REQUIRED TASK
Repeat each line of the material below exactly as it appears, minus any pictures.

>> Start DATASET EXCERPTS

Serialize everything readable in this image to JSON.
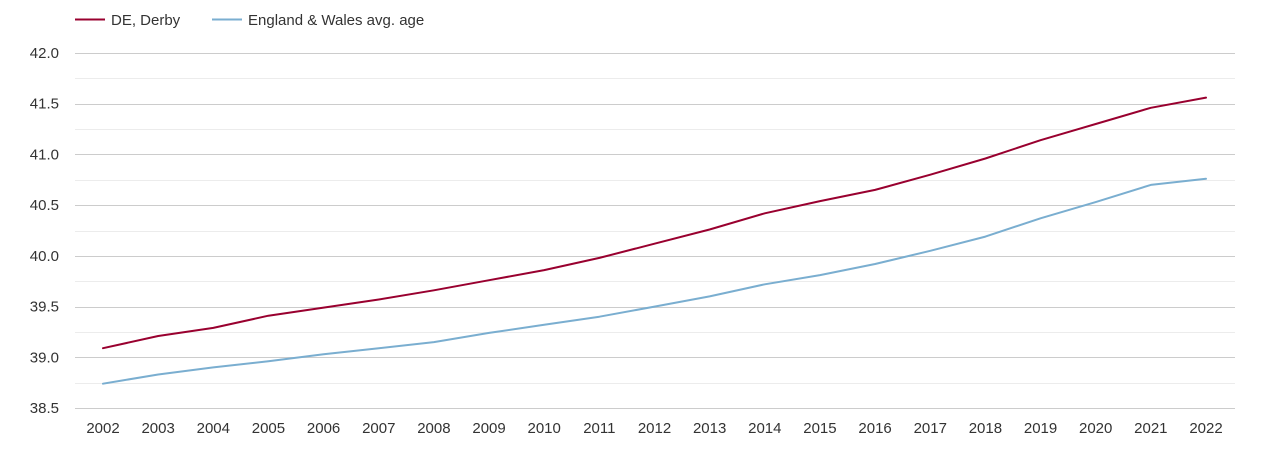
{
  "chart_data": {
    "type": "line",
    "title": "",
    "xlabel": "",
    "ylabel": "",
    "x": [
      "2002",
      "2003",
      "2004",
      "2005",
      "2006",
      "2007",
      "2008",
      "2009",
      "2010",
      "2011",
      "2012",
      "2013",
      "2014",
      "2015",
      "2016",
      "2017",
      "2018",
      "2019",
      "2020",
      "2021",
      "2022"
    ],
    "ylim": [
      38.5,
      42.0
    ],
    "yticks": [
      "38.5",
      "39.0",
      "39.5",
      "40.0",
      "40.5",
      "41.0",
      "41.5",
      "42.0"
    ],
    "grid": true,
    "legend_position": "top-left",
    "series": [
      {
        "name": "DE, Derby",
        "color": "#99002f",
        "values": [
          39.09,
          39.21,
          39.29,
          39.41,
          39.49,
          39.57,
          39.66,
          39.76,
          39.86,
          39.98,
          40.12,
          40.26,
          40.42,
          40.54,
          40.65,
          40.8,
          40.96,
          41.14,
          41.3,
          41.46,
          41.56
        ]
      },
      {
        "name": "England & Wales avg. age",
        "color": "#7aaed0",
        "values": [
          38.74,
          38.83,
          38.9,
          38.96,
          39.03,
          39.09,
          39.15,
          39.24,
          39.32,
          39.4,
          39.5,
          39.6,
          39.72,
          39.81,
          39.92,
          40.05,
          40.19,
          40.37,
          40.53,
          40.7,
          40.76
        ]
      }
    ]
  }
}
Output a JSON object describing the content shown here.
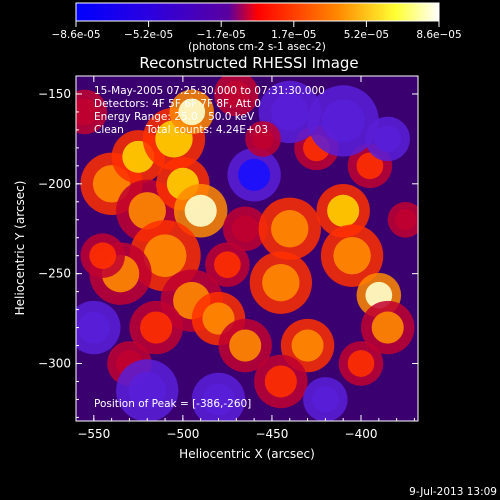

>> End DATASET EXCERPTS

RESPONSE
Serialize everything readable in this image to JSON.
{
  "chart_data": {
    "type": "line",
    "title": "",
    "xlabel": "",
    "ylabel": "",
    "x": [
      "2002",
      "2003",
      "2004",
      "2005",
      "2006",
      "2007",
      "2008",
      "2009",
      "2010",
      "2011",
      "2012",
      "2013",
      "2014",
      "2015",
      "2016",
      "2017",
      "2018",
      "2019",
      "2020",
      "2021",
      "2022"
    ],
    "ylim": [
      38.5,
      42.0
    ],
    "yticks": [
      "38.5",
      "39.0",
      "39.5",
      "40.0",
      "40.5",
      "41.0",
      "41.5",
      "42.0"
    ],
    "grid": true,
    "legend_position": "top-left",
    "series": [
      {
        "name": "DE, Derby",
        "color": "#99002f",
        "values": [
          39.09,
          39.21,
          39.29,
          39.41,
          39.49,
          39.57,
          39.66,
          39.76,
          39.86,
          39.98,
          40.12,
          40.26,
          40.42,
          40.54,
          40.65,
          40.8,
          40.96,
          41.14,
          41.3,
          41.46,
          41.56
        ]
      },
      {
        "name": "England & Wales avg. age",
        "color": "#7aaed0",
        "values": [
          38.74,
          38.83,
          38.9,
          38.96,
          39.03,
          39.09,
          39.15,
          39.24,
          39.32,
          39.4,
          39.5,
          39.6,
          39.72,
          39.81,
          39.92,
          40.05,
          40.19,
          40.37,
          40.53,
          40.7,
          40.76
        ]
      }
    ]
  }
}
Output a JSON object describing the content shown here.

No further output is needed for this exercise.